++++ Raw records

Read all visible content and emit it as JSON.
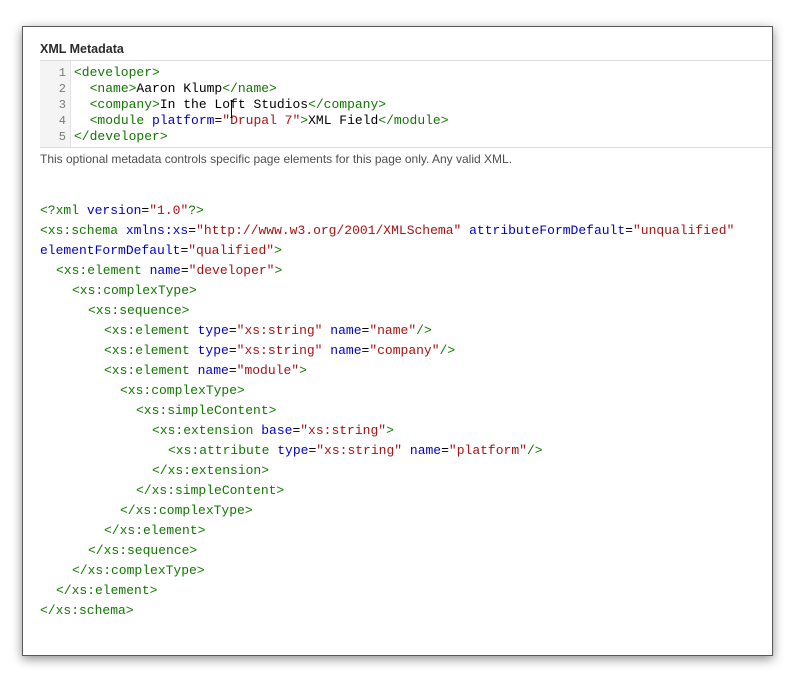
{
  "field": {
    "label": "XML Metadata",
    "description": "This optional metadata controls specific page elements for this page only. Any valid XML."
  },
  "editor": {
    "line_numbers": [
      "1",
      "2",
      "3",
      "4",
      "5"
    ],
    "lines": [
      {
        "indent": "",
        "tokens": [
          {
            "t": "tag",
            "v": "<developer>"
          }
        ]
      },
      {
        "indent": "  ",
        "tokens": [
          {
            "t": "tag",
            "v": "<name>"
          },
          {
            "t": "text",
            "v": "Aaron Klump"
          },
          {
            "t": "tag",
            "v": "</name>"
          }
        ]
      },
      {
        "indent": "  ",
        "tokens": [
          {
            "t": "tag",
            "v": "<company>"
          },
          {
            "t": "text",
            "v": "In the Loft Studios"
          },
          {
            "t": "tag",
            "v": "</company>"
          }
        ]
      },
      {
        "indent": "  ",
        "tokens": [
          {
            "t": "tag",
            "v": "<module "
          },
          {
            "t": "attr",
            "v": "platform"
          },
          {
            "t": "text",
            "v": "="
          },
          {
            "t": "str",
            "v": "\"Drupal 7\""
          },
          {
            "t": "tag",
            "v": ">"
          },
          {
            "t": "text",
            "v": "XML Field"
          },
          {
            "t": "tag",
            "v": "</module>"
          }
        ]
      },
      {
        "indent": "",
        "tokens": [
          {
            "t": "tag",
            "v": "</developer>"
          }
        ]
      }
    ]
  },
  "schema": {
    "lines": [
      {
        "depth": 0,
        "tokens": [
          {
            "t": "tag",
            "v": "<?xml "
          },
          {
            "t": "attr",
            "v": "version"
          },
          {
            "t": "text",
            "v": "="
          },
          {
            "t": "str",
            "v": "\"1.0\""
          },
          {
            "t": "tag",
            "v": "?>"
          }
        ]
      },
      {
        "depth": 0,
        "tokens": [
          {
            "t": "tag",
            "v": "<xs:schema "
          },
          {
            "t": "attr",
            "v": "xmlns:xs"
          },
          {
            "t": "text",
            "v": "="
          },
          {
            "t": "str",
            "v": "\"http://www.w3.org/2001/XMLSchema\""
          },
          {
            "t": "text",
            "v": " "
          },
          {
            "t": "attr",
            "v": "attributeFormDefault"
          },
          {
            "t": "text",
            "v": "="
          },
          {
            "t": "str",
            "v": "\"unqualified\""
          }
        ]
      },
      {
        "depth": 0,
        "tokens": [
          {
            "t": "attr",
            "v": "elementFormDefault"
          },
          {
            "t": "text",
            "v": "="
          },
          {
            "t": "str",
            "v": "\"qualified\""
          },
          {
            "t": "tag",
            "v": ">"
          }
        ]
      },
      {
        "depth": 1,
        "tokens": [
          {
            "t": "tag",
            "v": "<xs:element "
          },
          {
            "t": "attr",
            "v": "name"
          },
          {
            "t": "text",
            "v": "="
          },
          {
            "t": "str",
            "v": "\"developer\""
          },
          {
            "t": "tag",
            "v": ">"
          }
        ]
      },
      {
        "depth": 2,
        "tokens": [
          {
            "t": "tag",
            "v": "<xs:complexType>"
          }
        ]
      },
      {
        "depth": 3,
        "tokens": [
          {
            "t": "tag",
            "v": "<xs:sequence>"
          }
        ]
      },
      {
        "depth": 4,
        "tokens": [
          {
            "t": "tag",
            "v": "<xs:element "
          },
          {
            "t": "attr",
            "v": "type"
          },
          {
            "t": "text",
            "v": "="
          },
          {
            "t": "str",
            "v": "\"xs:string\""
          },
          {
            "t": "text",
            "v": " "
          },
          {
            "t": "attr",
            "v": "name"
          },
          {
            "t": "text",
            "v": "="
          },
          {
            "t": "str",
            "v": "\"name\""
          },
          {
            "t": "tag",
            "v": "/>"
          }
        ]
      },
      {
        "depth": 4,
        "tokens": [
          {
            "t": "tag",
            "v": "<xs:element "
          },
          {
            "t": "attr",
            "v": "type"
          },
          {
            "t": "text",
            "v": "="
          },
          {
            "t": "str",
            "v": "\"xs:string\""
          },
          {
            "t": "text",
            "v": " "
          },
          {
            "t": "attr",
            "v": "name"
          },
          {
            "t": "text",
            "v": "="
          },
          {
            "t": "str",
            "v": "\"company\""
          },
          {
            "t": "tag",
            "v": "/>"
          }
        ]
      },
      {
        "depth": 4,
        "tokens": [
          {
            "t": "tag",
            "v": "<xs:element "
          },
          {
            "t": "attr",
            "v": "name"
          },
          {
            "t": "text",
            "v": "="
          },
          {
            "t": "str",
            "v": "\"module\""
          },
          {
            "t": "tag",
            "v": ">"
          }
        ]
      },
      {
        "depth": 5,
        "tokens": [
          {
            "t": "tag",
            "v": "<xs:complexType>"
          }
        ]
      },
      {
        "depth": 6,
        "tokens": [
          {
            "t": "tag",
            "v": "<xs:simpleContent>"
          }
        ]
      },
      {
        "depth": 7,
        "tokens": [
          {
            "t": "tag",
            "v": "<xs:extension "
          },
          {
            "t": "attr",
            "v": "base"
          },
          {
            "t": "text",
            "v": "="
          },
          {
            "t": "str",
            "v": "\"xs:string\""
          },
          {
            "t": "tag",
            "v": ">"
          }
        ]
      },
      {
        "depth": 8,
        "tokens": [
          {
            "t": "tag",
            "v": "<xs:attribute "
          },
          {
            "t": "attr",
            "v": "type"
          },
          {
            "t": "text",
            "v": "="
          },
          {
            "t": "str",
            "v": "\"xs:string\""
          },
          {
            "t": "text",
            "v": " "
          },
          {
            "t": "attr",
            "v": "name"
          },
          {
            "t": "text",
            "v": "="
          },
          {
            "t": "str",
            "v": "\"platform\""
          },
          {
            "t": "tag",
            "v": "/>"
          }
        ]
      },
      {
        "depth": 7,
        "tokens": [
          {
            "t": "tag",
            "v": "</xs:extension>"
          }
        ]
      },
      {
        "depth": 6,
        "tokens": [
          {
            "t": "tag",
            "v": "</xs:simpleContent>"
          }
        ]
      },
      {
        "depth": 5,
        "tokens": [
          {
            "t": "tag",
            "v": "</xs:complexType>"
          }
        ]
      },
      {
        "depth": 4,
        "tokens": [
          {
            "t": "tag",
            "v": "</xs:element>"
          }
        ]
      },
      {
        "depth": 3,
        "tokens": [
          {
            "t": "tag",
            "v": "</xs:sequence>"
          }
        ]
      },
      {
        "depth": 2,
        "tokens": [
          {
            "t": "tag",
            "v": "</xs:complexType>"
          }
        ]
      },
      {
        "depth": 1,
        "tokens": [
          {
            "t": "tag",
            "v": "</xs:element>"
          }
        ]
      },
      {
        "depth": 0,
        "tokens": [
          {
            "t": "tag",
            "v": "</xs:schema>"
          }
        ]
      }
    ]
  },
  "colors": {
    "tag": "#117700",
    "attribute": "#0000cc",
    "string": "#aa1111",
    "text": "#000000"
  },
  "icons": {
    "cursor": "text-cursor-icon"
  }
}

++++++++

Problem details
Can you retype every record above exactly, leaving out the pictures?

Task result
Read all visible content and emit it as JSON.
{
  "field": {
    "label": "XML Metadata",
    "description": "This optional metadata controls specific page elements for this page only. Any valid XML."
  },
  "editor": {
    "line_numbers": [
      "1",
      "2",
      "3",
      "4",
      "5"
    ],
    "lines": [
      {
        "indent": "",
        "tokens": [
          {
            "t": "tag",
            "v": "<developer>"
          }
        ]
      },
      {
        "indent": "  ",
        "tokens": [
          {
            "t": "tag",
            "v": "<name>"
          },
          {
            "t": "text",
            "v": "Aaron Klump"
          },
          {
            "t": "tag",
            "v": "</name>"
          }
        ]
      },
      {
        "indent": "  ",
        "tokens": [
          {
            "t": "tag",
            "v": "<company>"
          },
          {
            "t": "text",
            "v": "In the Loft Studios"
          },
          {
            "t": "tag",
            "v": "</company>"
          }
        ]
      },
      {
        "indent": "  ",
        "tokens": [
          {
            "t": "tag",
            "v": "<module "
          },
          {
            "t": "attr",
            "v": "platform"
          },
          {
            "t": "text",
            "v": "="
          },
          {
            "t": "str",
            "v": "\"Drupal 7\""
          },
          {
            "t": "tag",
            "v": ">"
          },
          {
            "t": "text",
            "v": "XML Field"
          },
          {
            "t": "tag",
            "v": "</module>"
          }
        ]
      },
      {
        "indent": "",
        "tokens": [
          {
            "t": "tag",
            "v": "</developer>"
          }
        ]
      }
    ]
  },
  "schema": {
    "lines": [
      {
        "depth": 0,
        "tokens": [
          {
            "t": "tag",
            "v": "<?xml "
          },
          {
            "t": "attr",
            "v": "version"
          },
          {
            "t": "text",
            "v": "="
          },
          {
            "t": "str",
            "v": "\"1.0\""
          },
          {
            "t": "tag",
            "v": "?>"
          }
        ]
      },
      {
        "depth": 0,
        "tokens": [
          {
            "t": "tag",
            "v": "<xs:schema "
          },
          {
            "t": "attr",
            "v": "xmlns:xs"
          },
          {
            "t": "text",
            "v": "="
          },
          {
            "t": "str",
            "v": "\"http://www.w3.org/2001/XMLSchema\""
          },
          {
            "t": "text",
            "v": " "
          },
          {
            "t": "attr",
            "v": "attributeFormDefault"
          },
          {
            "t": "text",
            "v": "="
          },
          {
            "t": "str",
            "v": "\"unqualified\""
          }
        ]
      },
      {
        "depth": 0,
        "tokens": [
          {
            "t": "attr",
            "v": "elementFormDefault"
          },
          {
            "t": "text",
            "v": "="
          },
          {
            "t": "str",
            "v": "\"qualified\""
          },
          {
            "t": "tag",
            "v": ">"
          }
        ]
      },
      {
        "depth": 1,
        "tokens": [
          {
            "t": "tag",
            "v": "<xs:element "
          },
          {
            "t": "attr",
            "v": "name"
          },
          {
            "t": "text",
            "v": "="
          },
          {
            "t": "str",
            "v": "\"developer\""
          },
          {
            "t": "tag",
            "v": ">"
          }
        ]
      },
      {
        "depth": 2,
        "tokens": [
          {
            "t": "tag",
            "v": "<xs:complexType>"
          }
        ]
      },
      {
        "depth": 3,
        "tokens": [
          {
            "t": "tag",
            "v": "<xs:sequence>"
          }
        ]
      },
      {
        "depth": 4,
        "tokens": [
          {
            "t": "tag",
            "v": "<xs:element "
          },
          {
            "t": "attr",
            "v": "type"
          },
          {
            "t": "text",
            "v": "="
          },
          {
            "t": "str",
            "v": "\"xs:string\""
          },
          {
            "t": "text",
            "v": " "
          },
          {
            "t": "attr",
            "v": "name"
          },
          {
            "t": "text",
            "v": "="
          },
          {
            "t": "str",
            "v": "\"name\""
          },
          {
            "t": "tag",
            "v": "/>"
          }
        ]
      },
      {
        "depth": 4,
        "tokens": [
          {
            "t": "tag",
            "v": "<xs:element "
          },
          {
            "t": "attr",
            "v": "type"
          },
          {
            "t": "text",
            "v": "="
          },
          {
            "t": "str",
            "v": "\"xs:string\""
          },
          {
            "t": "text",
            "v": " "
          },
          {
            "t": "attr",
            "v": "name"
          },
          {
            "t": "text",
            "v": "="
          },
          {
            "t": "str",
            "v": "\"company\""
          },
          {
            "t": "tag",
            "v": "/>"
          }
        ]
      },
      {
        "depth": 4,
        "tokens": [
          {
            "t": "tag",
            "v": "<xs:element "
          },
          {
            "t": "attr",
            "v": "name"
          },
          {
            "t": "text",
            "v": "="
          },
          {
            "t": "str",
            "v": "\"module\""
          },
          {
            "t": "tag",
            "v": ">"
          }
        ]
      },
      {
        "depth": 5,
        "tokens": [
          {
            "t": "tag",
            "v": "<xs:complexType>"
          }
        ]
      },
      {
        "depth": 6,
        "tokens": [
          {
            "t": "tag",
            "v": "<xs:simpleContent>"
          }
        ]
      },
      {
        "depth": 7,
        "tokens": [
          {
            "t": "tag",
            "v": "<xs:extension "
          },
          {
            "t": "attr",
            "v": "base"
          },
          {
            "t": "text",
            "v": "="
          },
          {
            "t": "str",
            "v": "\"xs:string\""
          },
          {
            "t": "tag",
            "v": ">"
          }
        ]
      },
      {
        "depth": 8,
        "tokens": [
          {
            "t": "tag",
            "v": "<xs:attribute "
          },
          {
            "t": "attr",
            "v": "type"
          },
          {
            "t": "text",
            "v": "="
          },
          {
            "t": "str",
            "v": "\"xs:string\""
          },
          {
            "t": "text",
            "v": " "
          },
          {
            "t": "attr",
            "v": "name"
          },
          {
            "t": "text",
            "v": "="
          },
          {
            "t": "str",
            "v": "\"platform\""
          },
          {
            "t": "tag",
            "v": "/>"
          }
        ]
      },
      {
        "depth": 7,
        "tokens": [
          {
            "t": "tag",
            "v": "</xs:extension>"
          }
        ]
      },
      {
        "depth": 6,
        "tokens": [
          {
            "t": "tag",
            "v": "</xs:simpleContent>"
          }
        ]
      },
      {
        "depth": 5,
        "tokens": [
          {
            "t": "tag",
            "v": "</xs:complexType>"
          }
        ]
      },
      {
        "depth": 4,
        "tokens": [
          {
            "t": "tag",
            "v": "</xs:element>"
          }
        ]
      },
      {
        "depth": 3,
        "tokens": [
          {
            "t": "tag",
            "v": "</xs:sequence>"
          }
        ]
      },
      {
        "depth": 2,
        "tokens": [
          {
            "t": "tag",
            "v": "</xs:complexType>"
          }
        ]
      },
      {
        "depth": 1,
        "tokens": [
          {
            "t": "tag",
            "v": "</xs:element>"
          }
        ]
      },
      {
        "depth": 0,
        "tokens": [
          {
            "t": "tag",
            "v": "</xs:schema>"
          }
        ]
      }
    ]
  },
  "colors": {
    "tag": "#117700",
    "attribute": "#0000cc",
    "string": "#aa1111",
    "text": "#000000"
  },
  "icons": {
    "cursor": "text-cursor-icon"
  }
}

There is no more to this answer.